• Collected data
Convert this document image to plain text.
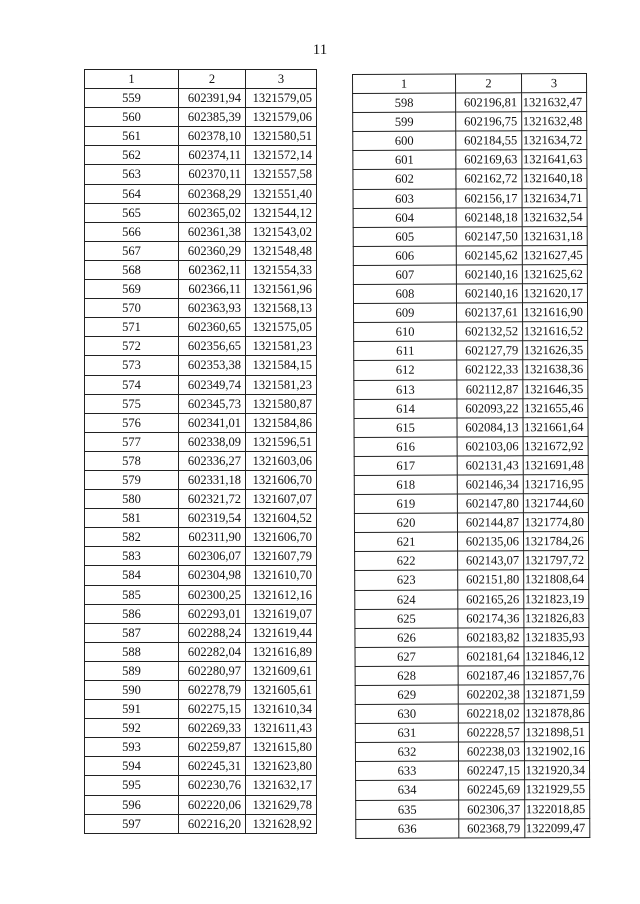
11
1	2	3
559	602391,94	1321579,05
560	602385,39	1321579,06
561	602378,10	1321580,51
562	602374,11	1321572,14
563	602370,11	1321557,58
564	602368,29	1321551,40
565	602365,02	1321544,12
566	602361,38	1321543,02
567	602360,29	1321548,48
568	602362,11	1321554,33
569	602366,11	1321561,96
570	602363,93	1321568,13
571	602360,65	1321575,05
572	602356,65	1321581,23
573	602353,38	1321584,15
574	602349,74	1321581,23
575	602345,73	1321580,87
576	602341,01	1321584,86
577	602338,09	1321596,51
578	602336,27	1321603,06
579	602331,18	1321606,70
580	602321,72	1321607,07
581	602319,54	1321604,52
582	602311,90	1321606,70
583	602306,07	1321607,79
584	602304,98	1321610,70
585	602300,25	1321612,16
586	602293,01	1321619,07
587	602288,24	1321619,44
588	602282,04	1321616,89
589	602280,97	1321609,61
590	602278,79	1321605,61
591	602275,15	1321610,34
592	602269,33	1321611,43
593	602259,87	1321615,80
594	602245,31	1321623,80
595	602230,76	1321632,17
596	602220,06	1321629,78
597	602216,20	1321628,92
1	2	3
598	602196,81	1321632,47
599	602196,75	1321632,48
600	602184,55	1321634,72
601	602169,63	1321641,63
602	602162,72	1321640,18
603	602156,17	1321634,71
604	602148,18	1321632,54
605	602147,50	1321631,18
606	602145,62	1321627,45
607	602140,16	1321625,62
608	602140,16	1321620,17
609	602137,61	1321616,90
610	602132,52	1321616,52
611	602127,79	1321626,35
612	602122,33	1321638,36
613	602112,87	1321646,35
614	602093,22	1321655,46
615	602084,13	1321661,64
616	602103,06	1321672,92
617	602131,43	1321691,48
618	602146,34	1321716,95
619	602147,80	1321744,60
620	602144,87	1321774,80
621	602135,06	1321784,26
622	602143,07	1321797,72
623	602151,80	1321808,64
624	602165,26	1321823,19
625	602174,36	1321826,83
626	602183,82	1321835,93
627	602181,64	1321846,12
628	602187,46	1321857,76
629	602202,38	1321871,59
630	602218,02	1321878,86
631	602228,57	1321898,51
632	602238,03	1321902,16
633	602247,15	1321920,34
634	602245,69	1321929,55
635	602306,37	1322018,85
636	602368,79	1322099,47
...
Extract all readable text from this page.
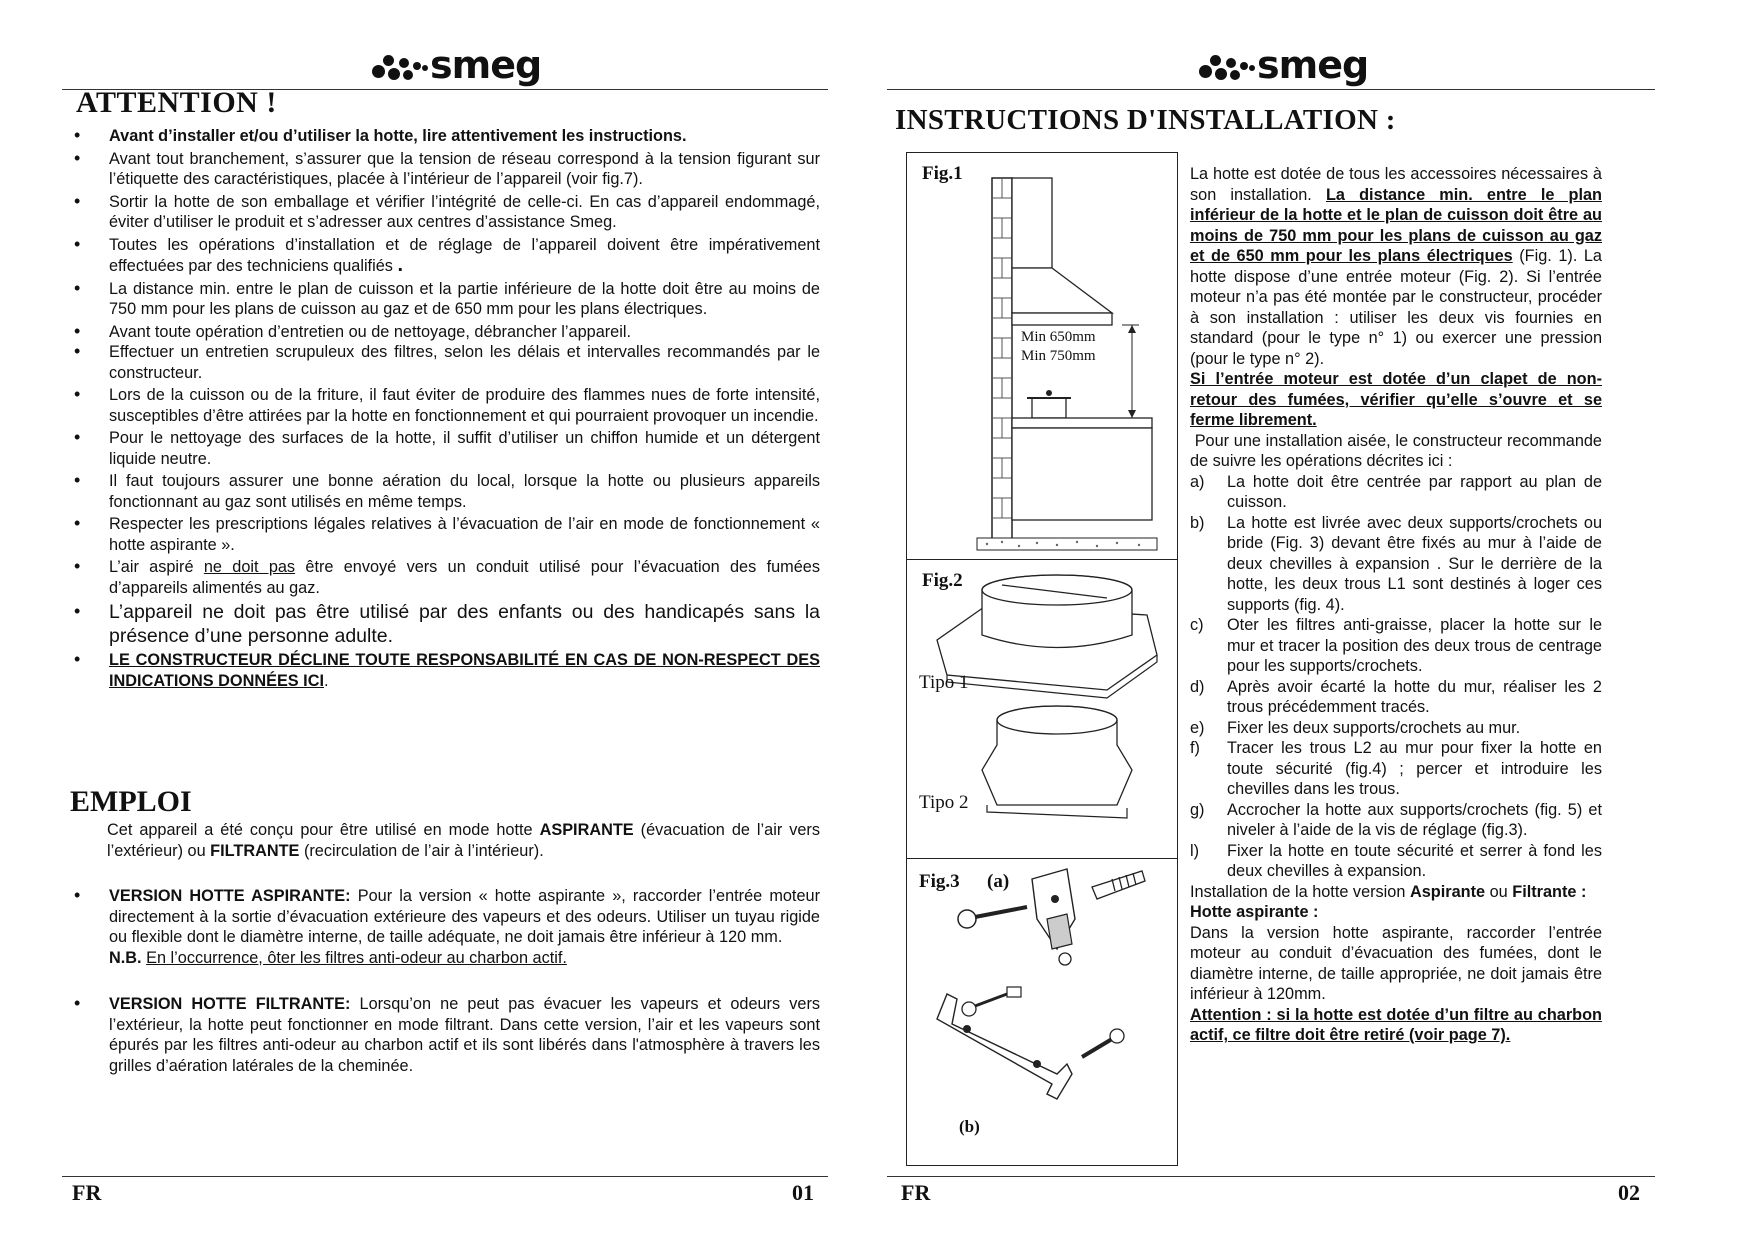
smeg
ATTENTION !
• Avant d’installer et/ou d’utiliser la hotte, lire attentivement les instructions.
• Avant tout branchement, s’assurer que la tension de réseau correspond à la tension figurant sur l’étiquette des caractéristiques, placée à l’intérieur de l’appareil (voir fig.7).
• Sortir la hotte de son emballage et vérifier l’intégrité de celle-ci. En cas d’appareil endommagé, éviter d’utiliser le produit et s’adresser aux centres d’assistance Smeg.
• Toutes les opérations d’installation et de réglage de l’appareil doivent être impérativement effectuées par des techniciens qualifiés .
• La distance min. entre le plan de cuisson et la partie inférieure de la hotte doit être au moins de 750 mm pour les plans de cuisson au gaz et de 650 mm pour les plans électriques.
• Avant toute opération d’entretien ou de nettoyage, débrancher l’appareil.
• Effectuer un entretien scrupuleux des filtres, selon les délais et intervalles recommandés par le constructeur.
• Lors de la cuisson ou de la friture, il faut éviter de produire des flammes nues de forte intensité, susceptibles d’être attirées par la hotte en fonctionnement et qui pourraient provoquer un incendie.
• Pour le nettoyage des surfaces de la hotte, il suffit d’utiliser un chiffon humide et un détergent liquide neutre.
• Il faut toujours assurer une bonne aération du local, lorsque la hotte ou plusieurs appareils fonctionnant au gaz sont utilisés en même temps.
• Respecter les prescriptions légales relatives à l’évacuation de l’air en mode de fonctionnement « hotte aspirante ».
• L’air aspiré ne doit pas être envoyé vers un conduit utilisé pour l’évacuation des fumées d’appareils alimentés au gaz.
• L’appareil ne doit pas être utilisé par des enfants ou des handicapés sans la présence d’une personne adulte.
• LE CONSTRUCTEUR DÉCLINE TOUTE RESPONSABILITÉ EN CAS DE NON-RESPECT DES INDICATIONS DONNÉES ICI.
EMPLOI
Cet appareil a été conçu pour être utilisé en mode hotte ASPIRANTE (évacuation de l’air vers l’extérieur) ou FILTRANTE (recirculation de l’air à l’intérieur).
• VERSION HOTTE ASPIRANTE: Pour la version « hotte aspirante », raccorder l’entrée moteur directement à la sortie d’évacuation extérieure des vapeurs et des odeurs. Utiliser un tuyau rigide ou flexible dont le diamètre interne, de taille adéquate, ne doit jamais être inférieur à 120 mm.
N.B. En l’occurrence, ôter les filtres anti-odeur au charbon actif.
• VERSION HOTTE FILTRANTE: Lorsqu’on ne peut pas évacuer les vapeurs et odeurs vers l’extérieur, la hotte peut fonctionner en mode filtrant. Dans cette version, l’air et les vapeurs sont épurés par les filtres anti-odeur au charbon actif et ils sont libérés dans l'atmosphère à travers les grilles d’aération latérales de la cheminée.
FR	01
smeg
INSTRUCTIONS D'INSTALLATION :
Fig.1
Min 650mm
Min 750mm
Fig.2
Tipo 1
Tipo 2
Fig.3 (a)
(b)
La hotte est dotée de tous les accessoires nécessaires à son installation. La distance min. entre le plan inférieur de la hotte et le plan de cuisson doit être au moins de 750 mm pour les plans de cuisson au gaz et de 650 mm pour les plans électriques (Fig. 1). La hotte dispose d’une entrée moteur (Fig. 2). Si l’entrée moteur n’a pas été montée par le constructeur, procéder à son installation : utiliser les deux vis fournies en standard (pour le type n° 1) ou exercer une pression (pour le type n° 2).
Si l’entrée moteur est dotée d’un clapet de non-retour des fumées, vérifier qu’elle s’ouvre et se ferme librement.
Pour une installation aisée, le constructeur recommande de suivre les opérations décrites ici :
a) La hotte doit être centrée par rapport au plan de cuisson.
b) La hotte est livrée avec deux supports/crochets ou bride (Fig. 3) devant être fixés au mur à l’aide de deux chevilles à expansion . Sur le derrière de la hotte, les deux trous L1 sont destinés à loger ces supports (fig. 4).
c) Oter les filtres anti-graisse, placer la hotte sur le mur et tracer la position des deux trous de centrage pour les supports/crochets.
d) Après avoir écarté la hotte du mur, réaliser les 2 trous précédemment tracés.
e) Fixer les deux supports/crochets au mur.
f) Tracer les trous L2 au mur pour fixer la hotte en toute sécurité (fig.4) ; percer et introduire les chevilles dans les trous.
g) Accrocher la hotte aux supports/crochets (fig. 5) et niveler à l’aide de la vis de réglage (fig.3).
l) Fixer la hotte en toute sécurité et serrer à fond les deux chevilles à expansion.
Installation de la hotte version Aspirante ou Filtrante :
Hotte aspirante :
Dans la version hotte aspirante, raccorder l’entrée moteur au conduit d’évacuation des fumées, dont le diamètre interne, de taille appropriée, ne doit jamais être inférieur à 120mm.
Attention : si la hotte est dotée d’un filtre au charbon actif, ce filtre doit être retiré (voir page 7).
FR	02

• GOAL OF THE EXERCISE
Find how many lines in the listing hold "appareils", and reply with that number only.

• WORKED ANSWER
2